STATED PROBLEM:
Go through the entries one line at a time, and gather every line that has the word "Mission".

# # # #

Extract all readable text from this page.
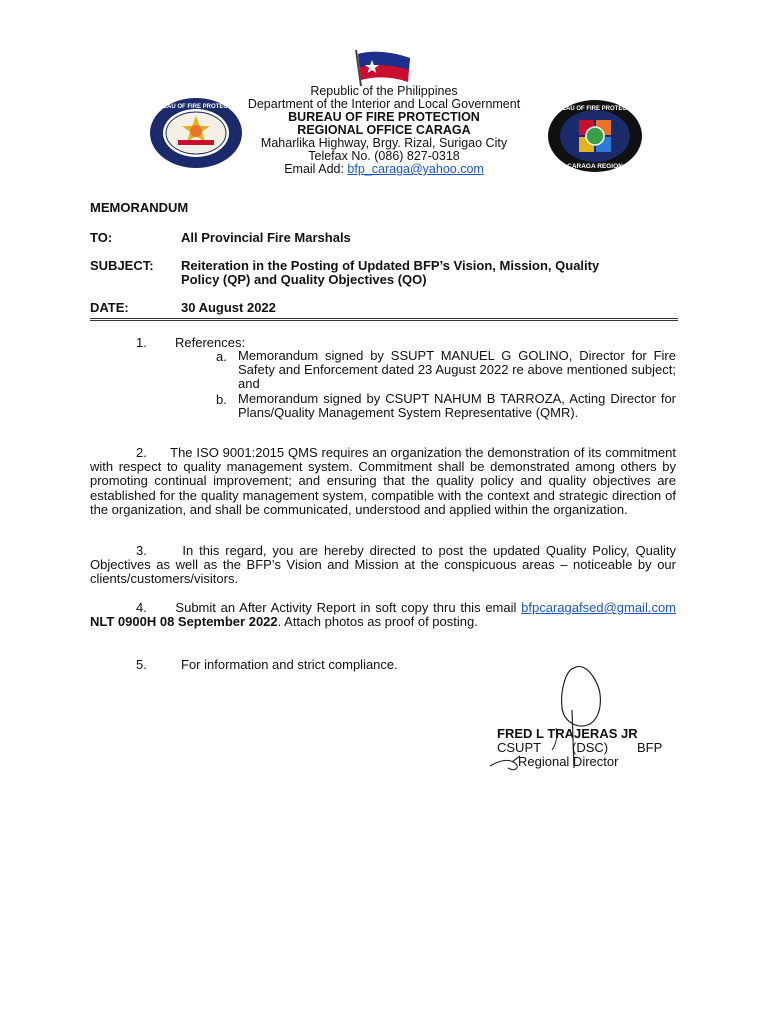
BUREAU OF FIRE PROTECTION	BUREAU OF FIRE PROTECTION
CARAGA REGION
Republic of the Philippines
Department of the Interior and Local Government
BUREAU OF FIRE PROTECTION
REGIONAL OFFICE CARAGA
Maharlika Highway, Brgy. Rizal, Surigao City
Telefax No. (086) 827-0318
Email Add: bfp_caraga@yahoo.com
MEMORANDUM
TO:	All Provincial Fire Marshals
SUBJECT: Reiteration in the Posting of Updated BFP’s Vision, Mission, Quality
Policy (QP) and Quality Objectives (QO)
DATE:	30 August 2022
1. References:
a. Memorandum signed by SSUPT MANUEL G GOLINO, Director for Fire Safety and Enforcement dated 23 August 2022 re above mentioned subject; and
b. Memorandum signed by CSUPT NAHUM B TARROZA, Acting Director for Plans/Quality Management System Representative (QMR).
2. The ISO 9001:2015 QMS requires an organization the demonstration of its commitment with respect to quality management system. Commitment shall be demonstrated among others by promoting continual improvement; and ensuring that the quality policy and quality objectives are established for the quality management system, compatible with the context and strategic direction of the organization, and shall be communicated, understood and applied within the organization.
3.	In this regard, you are hereby directed to post the updated Quality Policy, Quality Objectives as well as the BFP’s Vision and Mission at the conspicuous areas – noticeable by our clients/customers/visitors.
4. Submit an After Activity Report in soft copy thru this email bfpcaragafsed@gmail.com NLT 0900H 08 September 2022. Attach photos as proof of posting.
5.	For information and strict compliance.
FRED L TRAJERAS JR
CSUPT (DSC) BFP
Regional Director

# # # #

RESULT OF THIS TASK:
SUBJECT: Reiteration in the Posting of Updated BFP’s Vision, Mission, Quality
3.	In this regard, you are hereby directed to post the updated Quality Policy, Quality Objectives as well as the BFP’s Vision and Mission at the conspicuous areas – noticeable by our clients/customers/visitors.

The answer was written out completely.